## BEGIN Input rows

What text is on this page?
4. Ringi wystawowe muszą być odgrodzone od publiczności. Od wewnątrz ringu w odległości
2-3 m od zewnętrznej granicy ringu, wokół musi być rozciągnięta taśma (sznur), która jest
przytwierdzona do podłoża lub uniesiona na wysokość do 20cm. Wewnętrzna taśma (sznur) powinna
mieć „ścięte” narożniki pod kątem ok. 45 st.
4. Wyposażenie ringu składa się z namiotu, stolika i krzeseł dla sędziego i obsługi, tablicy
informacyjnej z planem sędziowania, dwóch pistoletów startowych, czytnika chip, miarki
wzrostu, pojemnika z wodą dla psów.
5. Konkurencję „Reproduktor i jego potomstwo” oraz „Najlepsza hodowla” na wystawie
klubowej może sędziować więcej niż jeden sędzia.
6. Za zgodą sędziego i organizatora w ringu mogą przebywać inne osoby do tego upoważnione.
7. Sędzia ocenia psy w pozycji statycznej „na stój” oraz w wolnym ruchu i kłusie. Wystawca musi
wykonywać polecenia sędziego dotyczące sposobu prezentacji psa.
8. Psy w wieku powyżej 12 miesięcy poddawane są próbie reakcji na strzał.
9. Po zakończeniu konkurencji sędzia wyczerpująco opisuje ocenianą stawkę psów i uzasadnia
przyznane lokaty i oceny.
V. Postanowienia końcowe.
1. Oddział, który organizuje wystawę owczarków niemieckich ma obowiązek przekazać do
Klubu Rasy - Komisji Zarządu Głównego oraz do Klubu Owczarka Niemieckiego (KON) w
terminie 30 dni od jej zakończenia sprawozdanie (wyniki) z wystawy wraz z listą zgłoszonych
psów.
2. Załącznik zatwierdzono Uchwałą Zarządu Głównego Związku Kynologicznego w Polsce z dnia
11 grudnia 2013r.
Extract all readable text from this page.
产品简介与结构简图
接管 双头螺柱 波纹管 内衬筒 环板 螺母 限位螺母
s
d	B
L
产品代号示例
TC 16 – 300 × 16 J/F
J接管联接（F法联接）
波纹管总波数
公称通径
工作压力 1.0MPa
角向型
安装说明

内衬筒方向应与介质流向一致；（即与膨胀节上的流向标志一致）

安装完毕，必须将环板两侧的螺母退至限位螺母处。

## END Input rows
## BEGIN Input rows

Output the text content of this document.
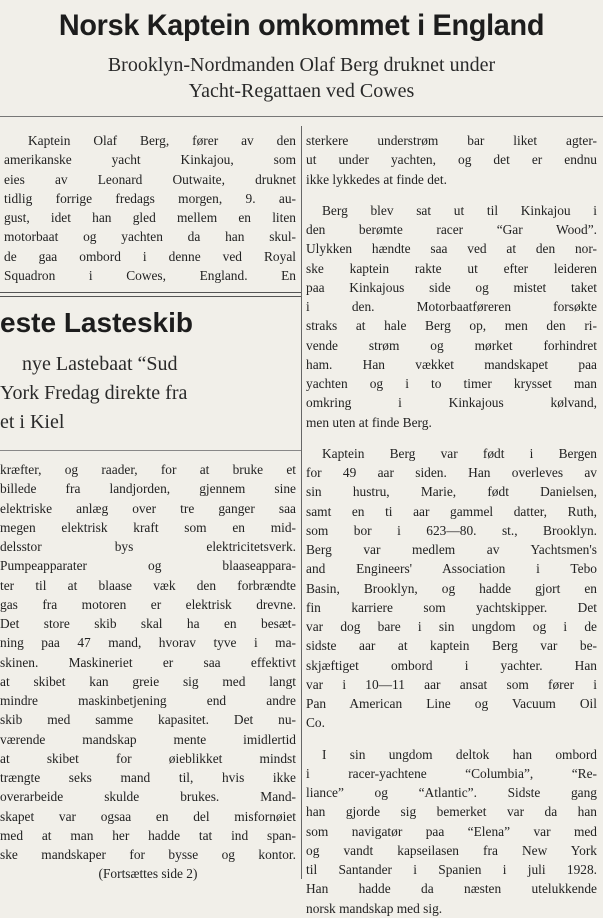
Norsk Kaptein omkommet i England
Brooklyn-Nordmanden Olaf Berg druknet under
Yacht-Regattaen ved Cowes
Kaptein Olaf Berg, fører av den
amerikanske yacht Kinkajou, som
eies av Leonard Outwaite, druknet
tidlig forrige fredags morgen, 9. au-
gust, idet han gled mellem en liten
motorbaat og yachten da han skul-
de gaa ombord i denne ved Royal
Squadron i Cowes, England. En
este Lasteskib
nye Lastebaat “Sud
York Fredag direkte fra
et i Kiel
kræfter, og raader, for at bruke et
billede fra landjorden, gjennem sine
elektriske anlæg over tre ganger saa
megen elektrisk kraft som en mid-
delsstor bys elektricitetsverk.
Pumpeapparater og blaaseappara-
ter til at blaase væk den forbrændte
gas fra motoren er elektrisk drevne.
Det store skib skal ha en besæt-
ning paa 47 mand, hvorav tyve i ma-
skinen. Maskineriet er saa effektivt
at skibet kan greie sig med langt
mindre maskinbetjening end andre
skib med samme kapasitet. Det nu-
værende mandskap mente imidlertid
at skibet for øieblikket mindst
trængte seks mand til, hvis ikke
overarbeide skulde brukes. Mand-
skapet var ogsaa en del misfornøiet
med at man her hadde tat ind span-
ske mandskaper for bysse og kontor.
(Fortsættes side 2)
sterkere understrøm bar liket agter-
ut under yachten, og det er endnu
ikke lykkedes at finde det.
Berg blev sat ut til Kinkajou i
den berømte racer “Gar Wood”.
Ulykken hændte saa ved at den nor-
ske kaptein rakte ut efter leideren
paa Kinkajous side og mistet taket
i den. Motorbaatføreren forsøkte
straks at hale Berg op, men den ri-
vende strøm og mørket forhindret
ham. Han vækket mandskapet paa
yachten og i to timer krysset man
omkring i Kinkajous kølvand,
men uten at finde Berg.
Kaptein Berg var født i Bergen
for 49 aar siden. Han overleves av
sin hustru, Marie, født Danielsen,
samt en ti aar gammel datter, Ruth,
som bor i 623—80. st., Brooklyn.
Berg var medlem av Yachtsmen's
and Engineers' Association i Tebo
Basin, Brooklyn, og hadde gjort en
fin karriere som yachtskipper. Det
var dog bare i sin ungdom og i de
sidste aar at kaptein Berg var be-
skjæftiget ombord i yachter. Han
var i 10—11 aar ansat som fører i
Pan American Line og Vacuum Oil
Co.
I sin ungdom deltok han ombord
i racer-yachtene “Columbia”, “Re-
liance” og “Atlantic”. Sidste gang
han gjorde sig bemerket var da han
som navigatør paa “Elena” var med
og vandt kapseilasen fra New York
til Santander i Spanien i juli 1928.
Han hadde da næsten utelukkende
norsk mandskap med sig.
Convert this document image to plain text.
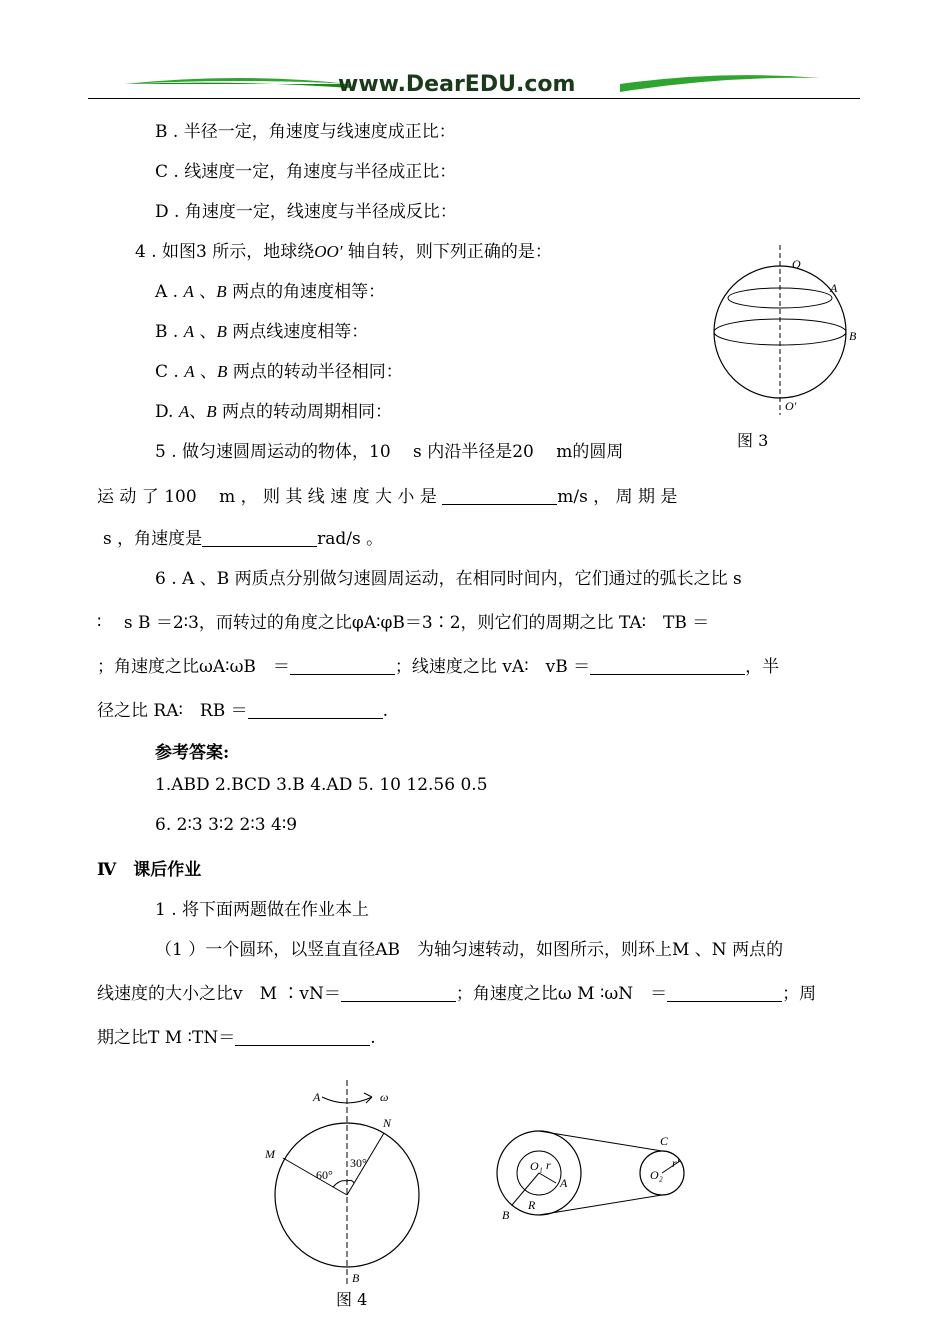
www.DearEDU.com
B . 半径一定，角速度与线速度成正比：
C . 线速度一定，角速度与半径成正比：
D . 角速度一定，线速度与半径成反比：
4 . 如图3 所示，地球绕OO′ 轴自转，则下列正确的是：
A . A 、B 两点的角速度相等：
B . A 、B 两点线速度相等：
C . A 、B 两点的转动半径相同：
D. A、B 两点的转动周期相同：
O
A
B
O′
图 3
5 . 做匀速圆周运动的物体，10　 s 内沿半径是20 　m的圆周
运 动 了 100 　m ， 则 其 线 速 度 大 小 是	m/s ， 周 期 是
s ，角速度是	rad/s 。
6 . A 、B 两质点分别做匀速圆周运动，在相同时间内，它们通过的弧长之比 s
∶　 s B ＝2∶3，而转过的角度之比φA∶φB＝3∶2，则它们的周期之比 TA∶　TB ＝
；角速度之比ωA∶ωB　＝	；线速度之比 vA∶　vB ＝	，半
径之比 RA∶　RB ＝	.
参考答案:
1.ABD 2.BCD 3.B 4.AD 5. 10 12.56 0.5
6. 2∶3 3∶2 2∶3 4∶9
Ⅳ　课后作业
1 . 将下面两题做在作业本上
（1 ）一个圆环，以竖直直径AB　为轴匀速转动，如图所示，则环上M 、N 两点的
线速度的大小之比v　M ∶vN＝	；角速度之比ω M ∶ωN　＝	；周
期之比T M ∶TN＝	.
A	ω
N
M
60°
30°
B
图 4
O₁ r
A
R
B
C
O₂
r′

## END Input rows

*Exercise brief*. Search the data above for the string "ringu" and return every line that has it.

*Response*.
4. Ringi wystawowe muszą być odgrodzone od publiczności. Od wewnątrz ringu w odległości
2-3 m od zewnętrznej granicy ringu, wokół musi być rozciągnięta taśma (sznur), która jest
4. Wyposażenie ringu składa się z namiotu, stolika i krzeseł dla sędziego i obsługi, tablicy
6. Za zgodą sędziego i organizatora w ringu mogą przebywać inne osoby do tego upoważnione.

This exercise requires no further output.